(Page layout parsing data)
****
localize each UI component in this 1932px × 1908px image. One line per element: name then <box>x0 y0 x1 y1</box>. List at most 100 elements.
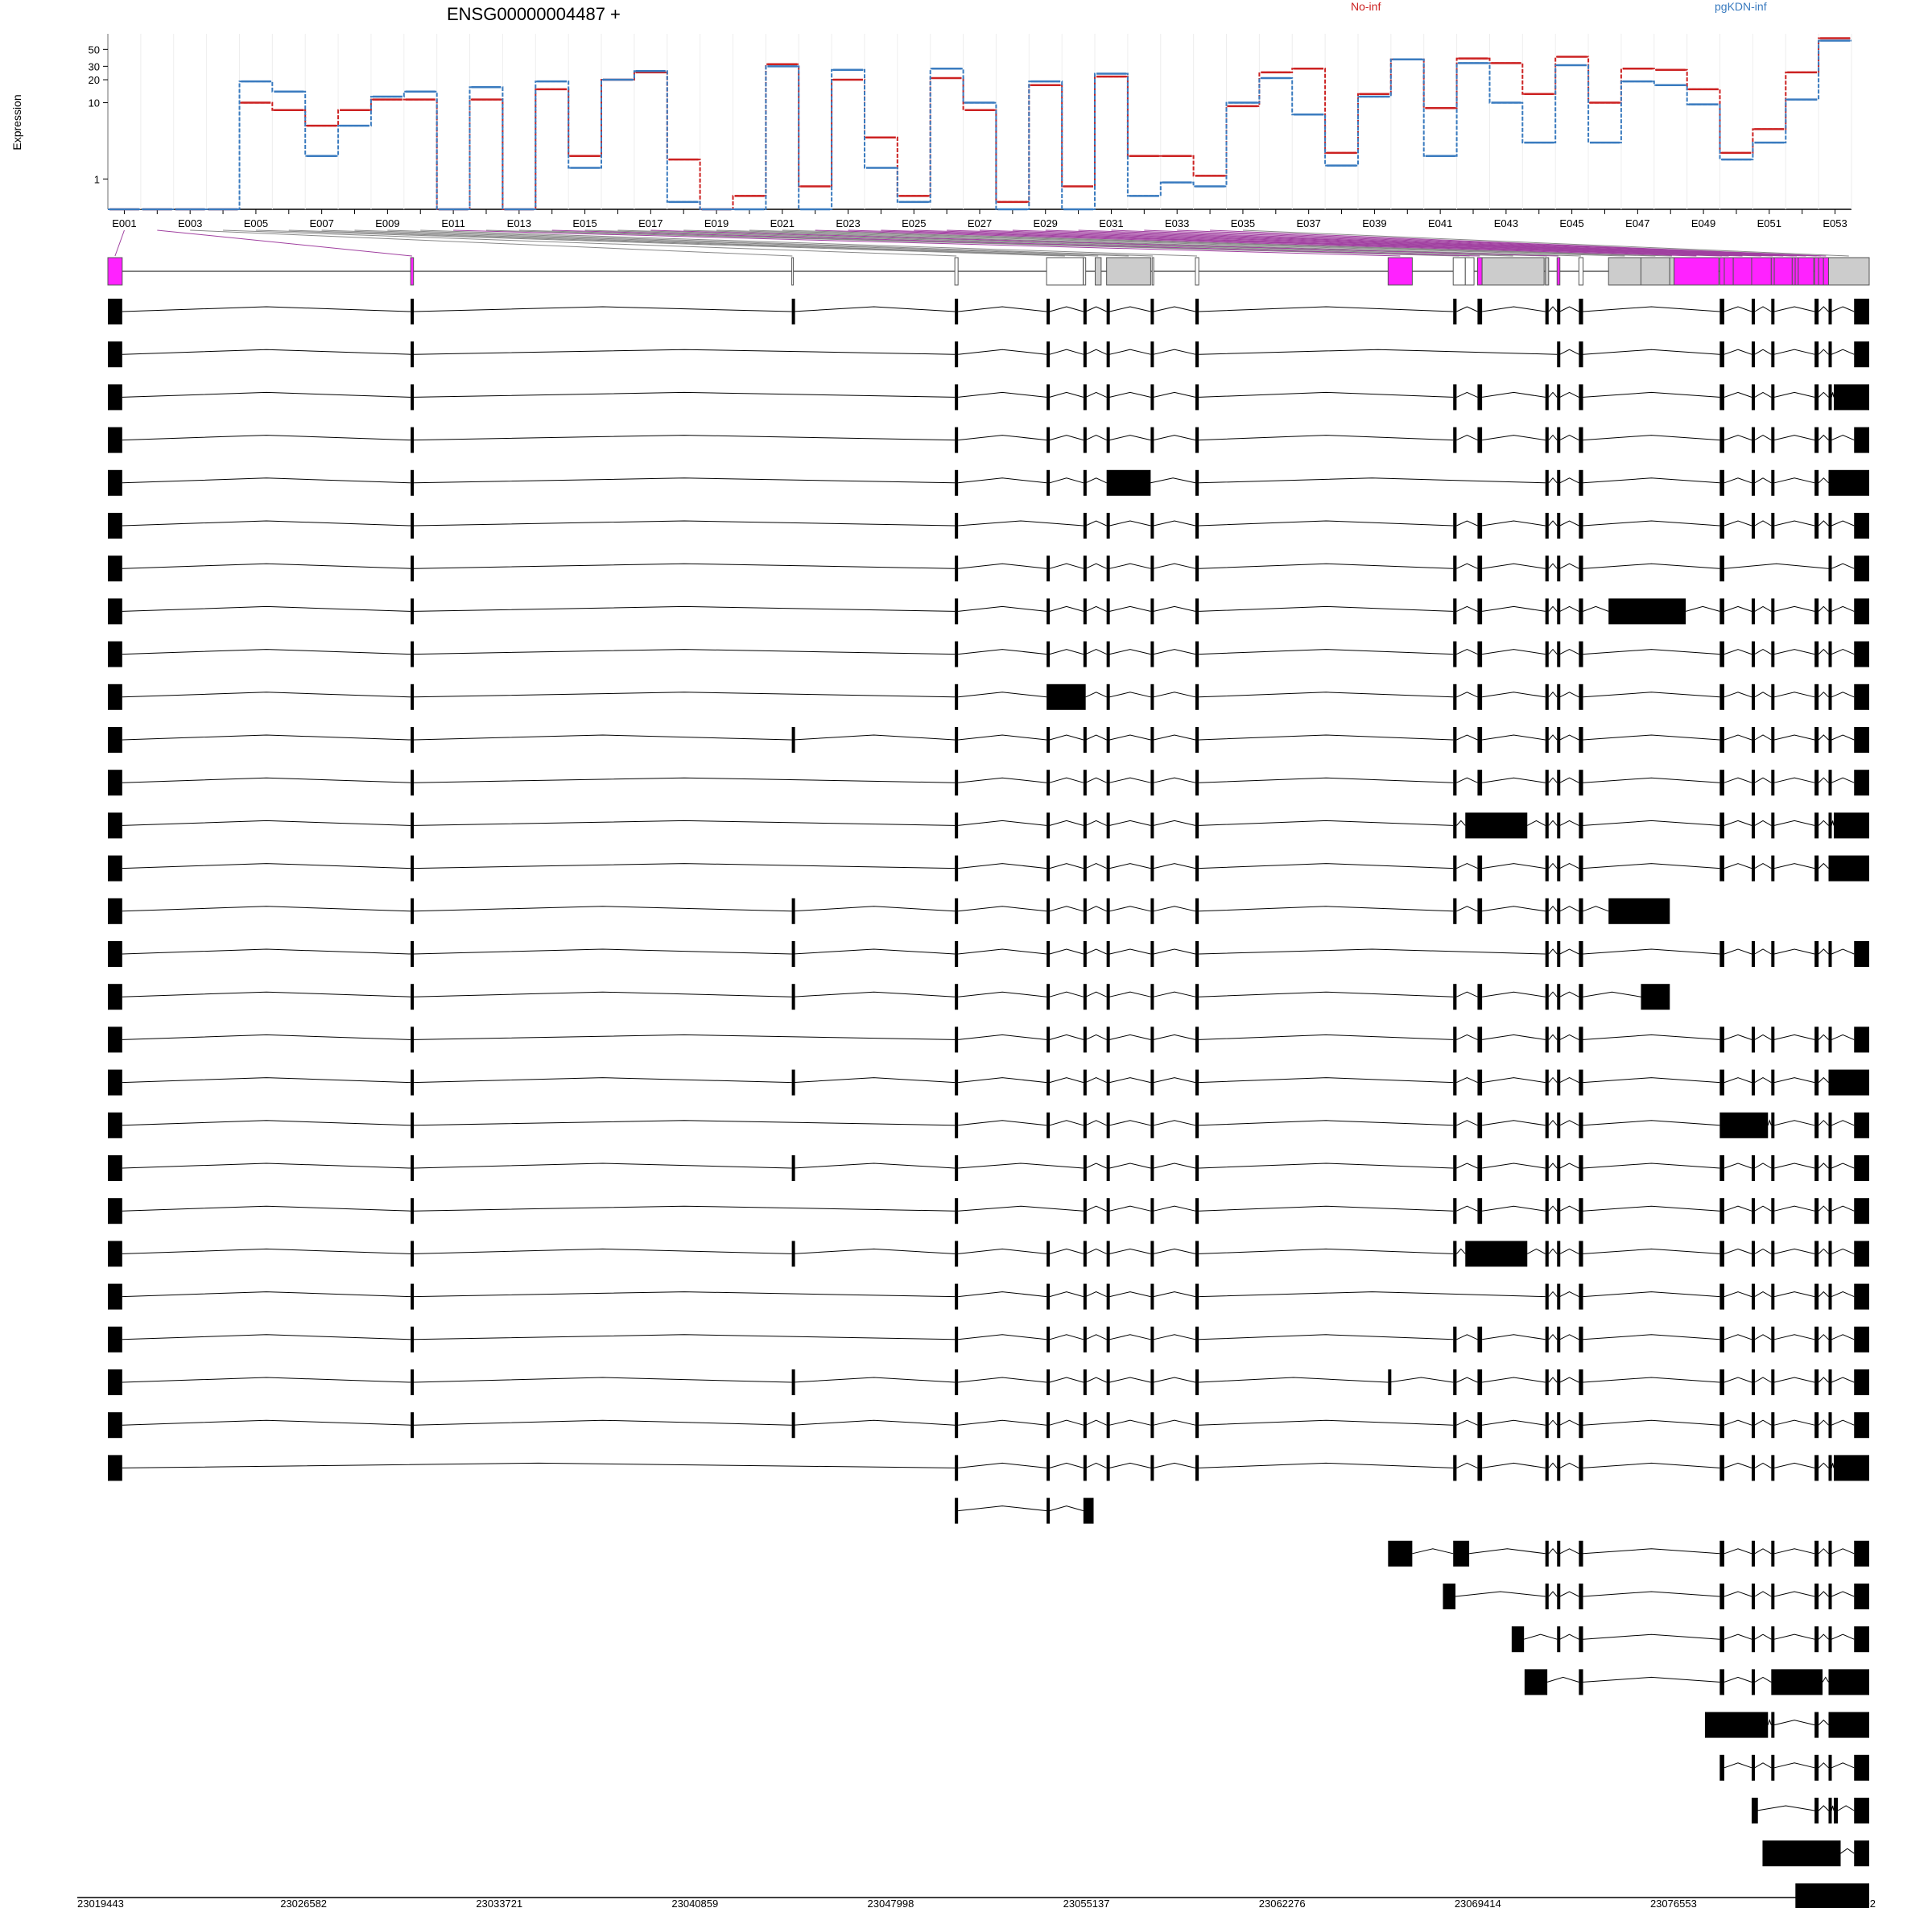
intron <box>1546 1676 1579 1683</box>
transcript-exon <box>1106 1241 1110 1267</box>
transcript-exon <box>1557 812 1561 839</box>
intron <box>122 435 411 441</box>
transcript-exon <box>1046 427 1051 453</box>
transcript-exon <box>1195 941 1199 967</box>
transcript-exon <box>1453 1412 1457 1439</box>
transcript-exon <box>1828 555 1832 582</box>
transcript-exon <box>1579 1626 1583 1653</box>
intron <box>1548 1205 1558 1212</box>
transcript-exon <box>1828 1626 1832 1653</box>
intron <box>1049 649 1084 655</box>
transcript-exon <box>1557 1412 1561 1439</box>
transcript-exon <box>1828 1584 1832 1609</box>
transcript-exon <box>1046 1369 1051 1395</box>
transcript-exon <box>1477 1369 1483 1395</box>
intron <box>1754 1591 1772 1597</box>
intron <box>1818 1120 1829 1126</box>
intron <box>1199 1419 1454 1426</box>
intron <box>1153 777 1196 783</box>
intron <box>1524 1633 1558 1640</box>
transcript-exon <box>1106 1198 1110 1225</box>
transcript-exon <box>1106 555 1110 582</box>
intron <box>1085 477 1107 484</box>
x-tick-label: E041 <box>1428 217 1452 229</box>
intron <box>1049 563 1084 569</box>
transcript-exon <box>1771 1626 1775 1653</box>
intron <box>122 306 411 312</box>
transcript-exon <box>1083 898 1087 924</box>
transcript-exon <box>411 1069 415 1096</box>
transcript-exon <box>1557 1540 1561 1567</box>
intron <box>1724 1377 1752 1383</box>
transcript-exon <box>1453 812 1457 839</box>
transcript-exon <box>1579 469 1583 496</box>
intron <box>1724 605 1752 612</box>
transcript-exon <box>1524 1669 1548 1695</box>
intron <box>1724 477 1752 484</box>
intron <box>1818 477 1829 484</box>
intron <box>1548 648 1558 655</box>
transcript-exon <box>1150 1369 1154 1395</box>
intron <box>1773 435 1815 441</box>
transcript-exon <box>1195 384 1199 411</box>
transcript-exon <box>411 683 415 710</box>
intron <box>413 863 956 869</box>
intron <box>1456 1462 1478 1468</box>
intron <box>1583 1591 1720 1597</box>
intron <box>1109 692 1151 698</box>
genomic-axis-label: 23047998 <box>868 1898 914 1908</box>
transcript-exon <box>1719 513 1724 539</box>
transcript-exon <box>1106 1069 1110 1096</box>
transcript-exon <box>1083 469 1087 496</box>
model-exon <box>1094 257 1102 286</box>
exon-connector <box>650 229 1559 257</box>
intron <box>1548 1163 1558 1169</box>
transcript-exon <box>955 1241 959 1267</box>
transcript-exon <box>1814 1112 1819 1138</box>
x-tick-label: E025 <box>902 217 926 229</box>
transcript-exon <box>1579 683 1583 710</box>
intron <box>1085 1334 1107 1340</box>
transcript-exon <box>1083 299 1087 324</box>
intron <box>1049 1120 1084 1126</box>
model-exon <box>1791 257 1796 286</box>
transcript-exon <box>1751 641 1755 667</box>
transcript-exon <box>1453 683 1457 710</box>
transcript-exon <box>1477 1198 1483 1225</box>
transcript-exon <box>1477 427 1483 453</box>
intron <box>1724 1548 1752 1555</box>
transcript-exon <box>955 1069 959 1096</box>
transcript-exon <box>1453 1112 1457 1138</box>
x-tick-label: E053 <box>1823 217 1847 229</box>
transcript-exon <box>1579 941 1583 967</box>
intron <box>958 391 1047 398</box>
transcript-exon <box>1854 299 1869 324</box>
intron <box>1049 1077 1084 1084</box>
intron <box>122 820 411 826</box>
exon-connector <box>453 229 1401 257</box>
transcript-exon <box>1751 513 1755 539</box>
transcript-exon <box>1854 1798 1869 1823</box>
transcript-exon <box>411 855 415 882</box>
intron <box>958 1205 1084 1212</box>
intron <box>1837 1805 1855 1811</box>
intron <box>958 349 1047 355</box>
transcript-exon <box>1046 1112 1051 1138</box>
transcript-exon <box>955 727 959 753</box>
genomic-axis-label: 23069414 <box>1455 1898 1501 1908</box>
intron <box>1754 391 1772 398</box>
intron <box>792 1419 956 1426</box>
intron <box>413 649 956 655</box>
transcript-exon <box>411 469 415 496</box>
transcript-exon <box>1854 1155 1869 1181</box>
transcript-exon <box>1771 598 1775 625</box>
transcript-exon <box>1453 598 1457 625</box>
intron <box>1818 1462 1829 1468</box>
transcript-exon <box>1106 427 1110 453</box>
x-tick-label: E001 <box>112 217 136 229</box>
exon-connector <box>551 229 1480 257</box>
intron <box>1754 349 1772 355</box>
transcript-exon <box>411 727 415 753</box>
transcript-exon <box>1771 683 1775 710</box>
transcript-exon <box>108 1326 122 1353</box>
****
Go through the entries above, and wherever a line holds the word "connector", copy that line.

exon-connector <box>650 229 1559 257</box>
exon-connector <box>453 229 1401 257</box>
exon-connector <box>551 229 1480 257</box>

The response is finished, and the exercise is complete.